WHAT IS REQUIRED: Can you duplicate the part of the Finland extract starting with "The Bronze Age" and going on through "the twelfth century."?

EXTRACT PROVIDED:
* * * * * * *

Finland, officially the Republic of Finland (Finnish: Suomi, Suomen tasavalta, Swedish: Republiken Finland), is a Nordic country situated in Northern Europe. It is bordered with Sweden to the west, Russia to the east, Norway to the north while Estonia lies to its south across the Gulf of Finland.
Previously part of Sweden and from 1809 autonomous in the Russian Empire, Finland declared its independence in 1917. Today, Finland is a democratic republic with parliamentarism and a member state of the United Nations and the European Union.
Finland has a population of 5,290,157 people spread over 338,145 square kilometres (130,559 square miles) making it the most sparsely populated country in the European Union. As their mother tongue, most Finns speak Finnish, one of the few official languages of the European Union that is not of Indo-European origin, with the second official language Swedish spoken natively by a 5.5 percent minority.
Finland is eleventh on the United Nations' Human Development Index and ranked as the sixth happiest nation in the world. According to the World Audit Democracy profile, Finland is the freest nation in the world, in terms of civil liberties, freedom of the press, low corruption levels and political rights.
Prehistory and Swedish era until 1809
According to archaeological evidence, the area now composing Finland was first settled around 8500 BCE during the Stone Age as the ice shield of the last ice age receded. The earliest people were probably hunter-gatherers, living primarily off what the tundra and sea could offer. Pottery is known from around the 5300 BCE (see Comb Ceramic Culture). Scientists believe it is probable that speakers of a Finno-Ugric language arrived in the area during the Stone Age (see Finno-Ugric peoples), and were possibly even among the first Mesolithic settlers in Europe. The arrival of the Battle Axe culture (or Cord-Ceramic Culture) in southern coastal Finland around 3200 BCE may have coincided with the start of agriculture. However, the earliest certain records of agriculture are from the late third millenium BCE. Hunting and fishing continued to be important parts of the subsistence economy, especially in the northern and eastern parts of the country.
The Bronze Age (1500-500 BCE) and Iron Age (500 BCE-1200 CE) were characterised by extensive contacts with other cultures in the Fennoscandian and the Baltic region. The first verifiable written documents appeared in the twelfth century.
Sweden secured its hold of Finland in the 13th century. Swedish became the dominant language of administration and education; Finnish was chiefly a language for the peasantry, clergy and local courts in predominantly Finnish-speaking areas. The nobility was Swedish and small coastal towns were predominantly German. The Bishop of Turku was the most important person in Finland during the Catholic era. Finland was then called "?sterland".

* * * * * * *

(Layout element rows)
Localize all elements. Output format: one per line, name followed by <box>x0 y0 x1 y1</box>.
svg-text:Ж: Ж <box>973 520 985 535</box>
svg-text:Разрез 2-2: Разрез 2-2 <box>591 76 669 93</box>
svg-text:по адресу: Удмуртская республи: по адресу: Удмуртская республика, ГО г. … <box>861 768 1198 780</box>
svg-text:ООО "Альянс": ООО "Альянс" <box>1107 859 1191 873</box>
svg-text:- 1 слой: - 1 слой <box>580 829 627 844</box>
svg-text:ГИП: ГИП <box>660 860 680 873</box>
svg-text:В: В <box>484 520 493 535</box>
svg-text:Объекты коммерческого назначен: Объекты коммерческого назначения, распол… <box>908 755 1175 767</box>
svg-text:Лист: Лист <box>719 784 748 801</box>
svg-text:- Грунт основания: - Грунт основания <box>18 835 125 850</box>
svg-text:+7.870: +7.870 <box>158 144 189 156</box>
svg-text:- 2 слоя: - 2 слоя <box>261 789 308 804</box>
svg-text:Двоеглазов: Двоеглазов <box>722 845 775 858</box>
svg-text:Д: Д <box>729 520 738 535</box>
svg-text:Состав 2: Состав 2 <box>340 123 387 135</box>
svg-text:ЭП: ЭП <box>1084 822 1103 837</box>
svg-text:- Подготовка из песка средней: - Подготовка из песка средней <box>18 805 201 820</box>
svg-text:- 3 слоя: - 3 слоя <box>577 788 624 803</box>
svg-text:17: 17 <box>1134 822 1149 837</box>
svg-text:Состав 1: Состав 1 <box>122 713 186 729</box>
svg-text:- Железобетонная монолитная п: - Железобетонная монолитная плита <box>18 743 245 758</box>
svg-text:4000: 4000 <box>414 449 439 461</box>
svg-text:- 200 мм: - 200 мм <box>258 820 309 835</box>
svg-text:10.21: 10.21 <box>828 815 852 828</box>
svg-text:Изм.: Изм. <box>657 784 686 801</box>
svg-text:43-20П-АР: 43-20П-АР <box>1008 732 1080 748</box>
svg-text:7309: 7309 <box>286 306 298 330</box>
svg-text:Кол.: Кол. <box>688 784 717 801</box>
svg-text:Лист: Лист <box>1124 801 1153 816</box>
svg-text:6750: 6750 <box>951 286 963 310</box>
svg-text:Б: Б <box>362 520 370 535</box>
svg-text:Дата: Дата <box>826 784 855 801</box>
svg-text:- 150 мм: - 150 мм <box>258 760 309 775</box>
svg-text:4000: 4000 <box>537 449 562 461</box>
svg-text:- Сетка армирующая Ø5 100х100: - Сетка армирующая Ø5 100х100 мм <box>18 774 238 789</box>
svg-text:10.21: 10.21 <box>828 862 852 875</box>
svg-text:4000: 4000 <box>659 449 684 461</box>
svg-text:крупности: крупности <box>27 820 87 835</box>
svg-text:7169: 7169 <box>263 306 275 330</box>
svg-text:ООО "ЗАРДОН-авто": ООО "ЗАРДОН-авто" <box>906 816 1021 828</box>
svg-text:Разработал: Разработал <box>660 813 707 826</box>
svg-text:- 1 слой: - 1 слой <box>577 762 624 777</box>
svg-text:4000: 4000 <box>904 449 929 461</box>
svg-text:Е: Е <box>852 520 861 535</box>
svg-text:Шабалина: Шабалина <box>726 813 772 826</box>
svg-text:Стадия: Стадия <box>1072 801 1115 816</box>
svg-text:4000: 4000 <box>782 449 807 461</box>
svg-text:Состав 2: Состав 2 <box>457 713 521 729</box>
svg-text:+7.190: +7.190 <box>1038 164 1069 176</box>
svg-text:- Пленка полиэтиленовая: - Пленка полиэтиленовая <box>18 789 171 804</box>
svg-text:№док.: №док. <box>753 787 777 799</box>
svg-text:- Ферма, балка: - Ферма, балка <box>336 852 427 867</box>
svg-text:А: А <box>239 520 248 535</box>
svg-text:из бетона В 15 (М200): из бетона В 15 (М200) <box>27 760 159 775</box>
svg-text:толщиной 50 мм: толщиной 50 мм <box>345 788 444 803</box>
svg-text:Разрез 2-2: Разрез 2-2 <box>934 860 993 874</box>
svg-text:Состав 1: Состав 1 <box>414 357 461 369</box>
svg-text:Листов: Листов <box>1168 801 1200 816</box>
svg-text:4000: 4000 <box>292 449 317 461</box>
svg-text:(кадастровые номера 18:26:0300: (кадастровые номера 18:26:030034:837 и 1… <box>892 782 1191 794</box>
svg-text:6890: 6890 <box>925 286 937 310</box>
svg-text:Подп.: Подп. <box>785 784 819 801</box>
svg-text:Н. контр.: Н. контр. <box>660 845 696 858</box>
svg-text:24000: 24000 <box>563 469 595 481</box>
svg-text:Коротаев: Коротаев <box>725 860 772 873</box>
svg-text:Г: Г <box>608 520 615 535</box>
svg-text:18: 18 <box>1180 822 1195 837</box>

* * * * * * *

OUTPUT OF THE TASK:
The Bronze Age (1500-500 BCE) and Iron Age (500 BCE-1200 CE) were characterised by extensive contacts with other cultures in the Fennoscandian and the Baltic region. The first verifiable written documents appeared in the twelfth century.